-------- Data extract
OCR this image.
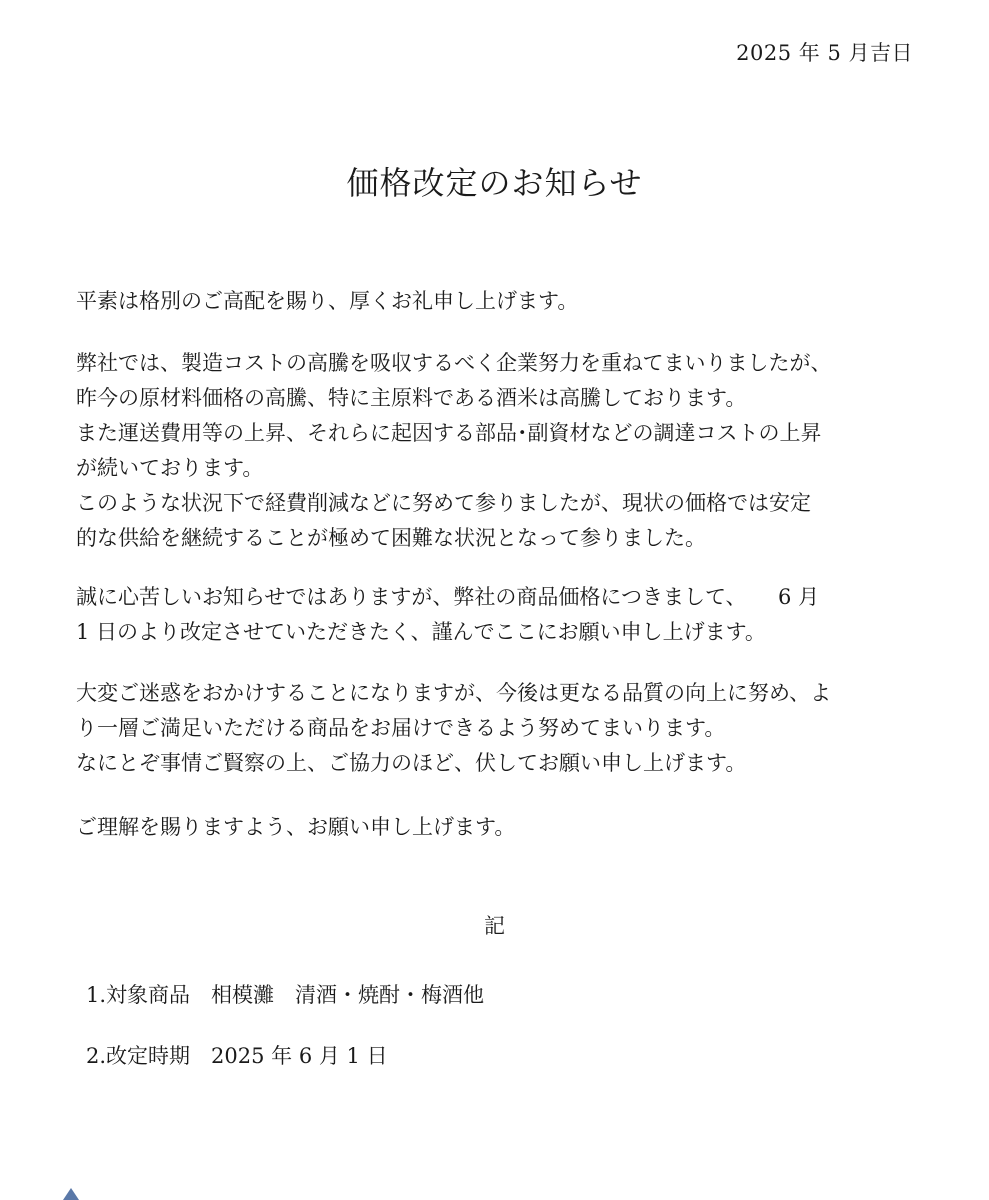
2025 年 5 月吉日
価格改定のお知らせ
平素は格別のご高配を賜り、厚くお礼申し上げます。
弊社では、製造コストの高騰を吸収するべく企業努力を重ねてまいりましたが、
昨今の原材料価格の高騰、特に主原料である酒米は高騰しております。
また運送費用等の上昇、それらに起因する部品･副資材などの調達コストの上昇
が続いております。
このような状況下で経費削減などに努めて参りましたが、現状の価格では安定
的な供給を継続することが極めて困難な状況となって参りました。
誠に心苦しいお知らせではありますが、弊社の商品価格につきまして、　　6 月
1 日のより改定させていただきたく、謹んでここにお願い申し上げます。
大変ご迷惑をおかけすることになりますが、今後は更なる品質の向上に努め、よ
り一層ご満足いただける商品をお届けできるよう努めてまいります。
なにとぞ事情ご賢察の上、ご協力のほど、伏してお願い申し上げます。
ご理解を賜りますよう、お願い申し上げます。
記
1.対象商品　相模灘　清酒・焼酎・梅酒他
2.改定時期　2025 年 6 月 1 日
----------------
### Instruction
Quote every line of the records above exactly; no picture is to be copied.

### In response
OCR this image.
2025 年 5 月吉日
価格改定のお知らせ
平素は格別のご高配を賜り、厚くお礼申し上げます。
弊社では、製造コストの高騰を吸収するべく企業努力を重ねてまいりましたが、
昨今の原材料価格の高騰、特に主原料である酒米は高騰しております。
また運送費用等の上昇、それらに起因する部品･副資材などの調達コストの上昇
が続いております。
このような状況下で経費削減などに努めて参りましたが、現状の価格では安定
的な供給を継続することが極めて困難な状況となって参りました。
誠に心苦しいお知らせではありますが、弊社の商品価格につきまして、　　6 月
1 日のより改定させていただきたく、謹んでここにお願い申し上げます。
大変ご迷惑をおかけすることになりますが、今後は更なる品質の向上に努め、よ
り一層ご満足いただける商品をお届けできるよう努めてまいります。
なにとぞ事情ご賢察の上、ご協力のほど、伏してお願い申し上げます。
ご理解を賜りますよう、お願い申し上げます。
記
1.対象商品　相模灘　清酒・焼酎・梅酒他
2.改定時期　2025 年 6 月 1 日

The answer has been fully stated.